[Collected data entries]

※

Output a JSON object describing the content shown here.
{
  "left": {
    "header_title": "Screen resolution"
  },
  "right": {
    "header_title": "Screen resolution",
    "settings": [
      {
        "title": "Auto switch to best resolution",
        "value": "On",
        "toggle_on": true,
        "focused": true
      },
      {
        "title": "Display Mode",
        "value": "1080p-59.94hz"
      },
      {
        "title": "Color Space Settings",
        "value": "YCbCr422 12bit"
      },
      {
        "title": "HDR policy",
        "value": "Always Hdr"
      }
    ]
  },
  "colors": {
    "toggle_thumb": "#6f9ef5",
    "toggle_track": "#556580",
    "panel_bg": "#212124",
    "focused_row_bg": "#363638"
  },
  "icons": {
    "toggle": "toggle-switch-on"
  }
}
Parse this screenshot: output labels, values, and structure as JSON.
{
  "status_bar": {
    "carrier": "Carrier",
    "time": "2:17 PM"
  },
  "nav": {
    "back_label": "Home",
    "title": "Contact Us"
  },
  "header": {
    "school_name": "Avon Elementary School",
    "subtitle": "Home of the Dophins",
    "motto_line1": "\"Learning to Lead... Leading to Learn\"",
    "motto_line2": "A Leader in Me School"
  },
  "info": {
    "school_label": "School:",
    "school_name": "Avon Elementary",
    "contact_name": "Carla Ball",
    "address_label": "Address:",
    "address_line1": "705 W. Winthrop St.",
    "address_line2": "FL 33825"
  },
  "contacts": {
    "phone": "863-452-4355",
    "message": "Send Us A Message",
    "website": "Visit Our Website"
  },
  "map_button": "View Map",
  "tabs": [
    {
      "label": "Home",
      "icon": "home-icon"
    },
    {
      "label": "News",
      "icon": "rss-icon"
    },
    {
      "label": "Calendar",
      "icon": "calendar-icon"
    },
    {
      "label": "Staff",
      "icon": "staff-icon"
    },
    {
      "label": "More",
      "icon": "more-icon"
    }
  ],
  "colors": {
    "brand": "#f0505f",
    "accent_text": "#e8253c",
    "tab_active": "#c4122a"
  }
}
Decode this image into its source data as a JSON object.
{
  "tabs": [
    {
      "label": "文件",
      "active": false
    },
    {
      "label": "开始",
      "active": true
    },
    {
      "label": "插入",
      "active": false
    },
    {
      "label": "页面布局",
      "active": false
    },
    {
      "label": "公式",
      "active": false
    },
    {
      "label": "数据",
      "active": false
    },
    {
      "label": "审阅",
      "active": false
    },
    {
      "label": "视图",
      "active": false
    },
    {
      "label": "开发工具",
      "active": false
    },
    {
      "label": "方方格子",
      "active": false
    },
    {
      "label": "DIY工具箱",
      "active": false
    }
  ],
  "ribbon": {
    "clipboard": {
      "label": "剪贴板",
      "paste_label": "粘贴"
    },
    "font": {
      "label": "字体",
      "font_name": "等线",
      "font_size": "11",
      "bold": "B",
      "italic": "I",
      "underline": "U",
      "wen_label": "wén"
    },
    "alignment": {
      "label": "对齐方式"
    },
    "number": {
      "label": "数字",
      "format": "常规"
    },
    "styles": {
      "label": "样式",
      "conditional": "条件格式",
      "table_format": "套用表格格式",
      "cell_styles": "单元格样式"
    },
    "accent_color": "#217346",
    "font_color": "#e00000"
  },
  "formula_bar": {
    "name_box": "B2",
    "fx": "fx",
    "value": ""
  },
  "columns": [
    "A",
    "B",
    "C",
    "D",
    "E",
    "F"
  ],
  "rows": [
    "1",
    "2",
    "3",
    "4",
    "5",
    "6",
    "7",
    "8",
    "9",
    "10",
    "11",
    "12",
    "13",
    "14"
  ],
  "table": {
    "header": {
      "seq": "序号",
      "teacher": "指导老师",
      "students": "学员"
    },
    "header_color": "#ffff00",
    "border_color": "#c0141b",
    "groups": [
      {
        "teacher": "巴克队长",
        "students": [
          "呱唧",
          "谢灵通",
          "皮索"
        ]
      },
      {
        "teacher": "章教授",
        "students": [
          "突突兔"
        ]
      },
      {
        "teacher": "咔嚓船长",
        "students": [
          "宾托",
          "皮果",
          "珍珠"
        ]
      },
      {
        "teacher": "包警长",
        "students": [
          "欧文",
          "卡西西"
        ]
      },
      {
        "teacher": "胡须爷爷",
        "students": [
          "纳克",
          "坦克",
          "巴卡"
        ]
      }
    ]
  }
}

※

- **EXERCISE AIM**: Search the records for the string "Avon" and return every line in which it occurs.

- **OUTPUT OF THE EXERCISE**:
    "school_name": "Avon Elementary School",
    "school_name": "Avon Elementary",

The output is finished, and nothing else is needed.